Exercise: What follows is a listing; give it again exactly, in its entirety.

[Records]
<<<<

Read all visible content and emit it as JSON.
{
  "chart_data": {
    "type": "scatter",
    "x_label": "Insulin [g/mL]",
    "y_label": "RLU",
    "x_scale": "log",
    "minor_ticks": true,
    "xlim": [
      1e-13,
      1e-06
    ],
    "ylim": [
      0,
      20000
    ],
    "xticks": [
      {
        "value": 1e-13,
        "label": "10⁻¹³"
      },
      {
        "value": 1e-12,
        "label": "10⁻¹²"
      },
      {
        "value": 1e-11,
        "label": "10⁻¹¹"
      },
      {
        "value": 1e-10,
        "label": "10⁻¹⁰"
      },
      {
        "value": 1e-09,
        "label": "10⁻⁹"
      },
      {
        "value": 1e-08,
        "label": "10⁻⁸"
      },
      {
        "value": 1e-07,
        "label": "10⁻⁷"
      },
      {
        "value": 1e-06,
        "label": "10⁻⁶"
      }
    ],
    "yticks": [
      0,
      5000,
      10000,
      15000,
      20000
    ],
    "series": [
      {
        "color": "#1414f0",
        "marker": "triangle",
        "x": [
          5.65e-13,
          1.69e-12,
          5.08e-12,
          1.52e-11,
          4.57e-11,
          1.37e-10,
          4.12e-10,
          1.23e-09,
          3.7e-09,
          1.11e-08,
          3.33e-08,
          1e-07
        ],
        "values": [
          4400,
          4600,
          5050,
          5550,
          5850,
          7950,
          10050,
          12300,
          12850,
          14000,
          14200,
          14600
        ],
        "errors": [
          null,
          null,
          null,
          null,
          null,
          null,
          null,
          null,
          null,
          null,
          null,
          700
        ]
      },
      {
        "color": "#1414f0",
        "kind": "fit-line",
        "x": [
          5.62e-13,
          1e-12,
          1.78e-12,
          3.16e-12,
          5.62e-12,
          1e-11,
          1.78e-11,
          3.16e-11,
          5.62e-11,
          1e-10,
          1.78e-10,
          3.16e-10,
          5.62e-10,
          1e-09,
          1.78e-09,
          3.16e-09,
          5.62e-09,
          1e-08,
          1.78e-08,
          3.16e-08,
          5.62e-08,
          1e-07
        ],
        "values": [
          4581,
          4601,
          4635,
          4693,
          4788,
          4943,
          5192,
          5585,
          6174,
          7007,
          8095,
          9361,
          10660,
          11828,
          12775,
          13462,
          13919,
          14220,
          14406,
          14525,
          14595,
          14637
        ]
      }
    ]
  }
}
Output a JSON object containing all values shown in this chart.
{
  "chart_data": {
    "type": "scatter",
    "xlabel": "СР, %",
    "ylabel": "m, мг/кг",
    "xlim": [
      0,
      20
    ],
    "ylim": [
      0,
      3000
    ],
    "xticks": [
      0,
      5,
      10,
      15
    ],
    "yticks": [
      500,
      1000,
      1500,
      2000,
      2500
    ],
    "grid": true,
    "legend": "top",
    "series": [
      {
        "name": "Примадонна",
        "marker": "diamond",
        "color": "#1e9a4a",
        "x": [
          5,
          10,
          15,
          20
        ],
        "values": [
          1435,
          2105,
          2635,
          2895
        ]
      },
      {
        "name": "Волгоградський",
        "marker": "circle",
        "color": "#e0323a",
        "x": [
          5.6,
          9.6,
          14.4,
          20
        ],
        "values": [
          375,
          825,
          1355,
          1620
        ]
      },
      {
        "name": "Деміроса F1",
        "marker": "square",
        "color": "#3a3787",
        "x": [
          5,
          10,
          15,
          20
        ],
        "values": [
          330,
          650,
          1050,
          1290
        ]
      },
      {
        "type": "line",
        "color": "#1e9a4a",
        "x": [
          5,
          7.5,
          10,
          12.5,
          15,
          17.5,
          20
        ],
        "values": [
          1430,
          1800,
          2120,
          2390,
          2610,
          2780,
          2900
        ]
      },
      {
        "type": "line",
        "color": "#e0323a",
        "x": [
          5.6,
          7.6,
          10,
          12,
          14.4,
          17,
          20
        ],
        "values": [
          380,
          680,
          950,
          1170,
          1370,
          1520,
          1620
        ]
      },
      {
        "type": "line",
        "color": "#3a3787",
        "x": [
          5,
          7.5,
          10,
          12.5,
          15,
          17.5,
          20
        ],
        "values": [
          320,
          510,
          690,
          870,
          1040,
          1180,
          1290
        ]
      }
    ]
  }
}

>>>>

Response to the exercise:
Read all visible content and emit it as JSON.
{
  "chart_data": {
    "type": "scatter",
    "x_label": "Insulin [g/mL]",
    "y_label": "RLU",
    "x_scale": "log",
    "minor_ticks": true,
    "xlim": [
      1e-13,
      1e-06
    ],
    "ylim": [
      0,
      20000
    ],
    "xticks": [
      {
        "value": 1e-13,
        "label": "10⁻¹³"
      },
      {
        "value": 1e-12,
        "label": "10⁻¹²"
      },
      {
        "value": 1e-11,
        "label": "10⁻¹¹"
      },
      {
        "value": 1e-10,
        "label": "10⁻¹⁰"
      },
      {
        "value": 1e-09,
        "label": "10⁻⁹"
      },
      {
        "value": 1e-08,
        "label": "10⁻⁸"
      },
      {
        "value": 1e-07,
        "label": "10⁻⁷"
      },
      {
        "value": 1e-06,
        "label": "10⁻⁶"
      }
    ],
    "yticks": [
      0,
      5000,
      10000,
      15000,
      20000
    ],
    "series": [
      {
        "color": "#1414f0",
        "marker": "triangle",
        "x": [
          5.65e-13,
          1.69e-12,
          5.08e-12,
          1.52e-11,
          4.57e-11,
          1.37e-10,
          4.12e-10,
          1.23e-09,
          3.7e-09,
          1.11e-08,
          3.33e-08,
          1e-07
        ],
        "values": [
          4400,
          4600,
          5050,
          5550,
          5850,
          7950,
          10050,
          12300,
          12850,
          14000,
          14200,
          14600
        ],
        "errors": [
          null,
          null,
          null,
          null,
          null,
          null,
          null,
          null,
          null,
          null,
          null,
          700
        ]
      },
      {
        "color": "#1414f0",
        "kind": "fit-line",
        "x": [
          5.62e-13,
          1e-12,
          1.78e-12,
          3.16e-12,
          5.62e-12,
          1e-11,
          1.78e-11,
          3.16e-11,
          5.62e-11,
          1e-10,
          1.78e-10,
          3.16e-10,
          5.62e-10,
          1e-09,
          1.78e-09,
          3.16e-09,
          5.62e-09,
          1e-08,
          1.78e-08,
          3.16e-08,
          5.62e-08,
          1e-07
        ],
        "values": [
          4581,
          4601,
          4635,
          4693,
          4788,
          4943,
          5192,
          5585,
          6174,
          7007,
          8095,
          9361,
          10660,
          11828,
          12775,
          13462,
          13919,
          14220,
          14406,
          14525,
          14595,
          14637
        ]
      }
    ]
  }
}
Output a JSON object containing all values shown in this chart.
{
  "chart_data": {
    "type": "scatter",
    "xlabel": "СР, %",
    "ylabel": "m, мг/кг",
    "xlim": [
      0,
      20
    ],
    "ylim": [
      0,
      3000
    ],
    "xticks": [
      0,
      5,
      10,
      15
    ],
    "yticks": [
      500,
      1000,
      1500,
      2000,
      2500
    ],
    "grid": true,
    "legend": "top",
    "series": [
      {
        "name": "Примадонна",
        "marker": "diamond",
        "color": "#1e9a4a",
        "x": [
          5,
          10,
          15,
          20
        ],
        "values": [
          1435,
          2105,
          2635,
          2895
        ]
      },
      {
        "name": "Волгоградський",
        "marker": "circle",
        "color": "#e0323a",
        "x": [
          5.6,
          9.6,
          14.4,
          20
        ],
        "values": [
          375,
          825,
          1355,
          1620
        ]
      },
      {
        "name": "Деміроса F1",
        "marker": "square",
        "color": "#3a3787",
        "x": [
          5,
          10,
          15,
          20
        ],
        "values": [
          330,
          650,
          1050,
          1290
        ]
      },
      {
        "type": "line",
        "color": "#1e9a4a",
        "x": [
          5,
          7.5,
          10,
          12.5,
          15,
          17.5,
          20
        ],
        "values": [
          1430,
          1800,
          2120,
          2390,
          2610,
          2780,
          2900
        ]
      },
      {
        "type": "line",
        "color": "#e0323a",
        "x": [
          5.6,
          7.6,
          10,
          12,
          14.4,
          17,
          20
        ],
        "values": [
          380,
          680,
          950,
          1170,
          1370,
          1520,
          1620
        ]
      },
      {
        "type": "line",
        "color": "#3a3787",
        "x": [
          5,
          7.5,
          10,
          12.5,
          15,
          17.5,
          20
        ],
        "values": [
          320,
          510,
          690,
          870,
          1040,
          1180,
          1290
        ]
      }
    ]
  }
}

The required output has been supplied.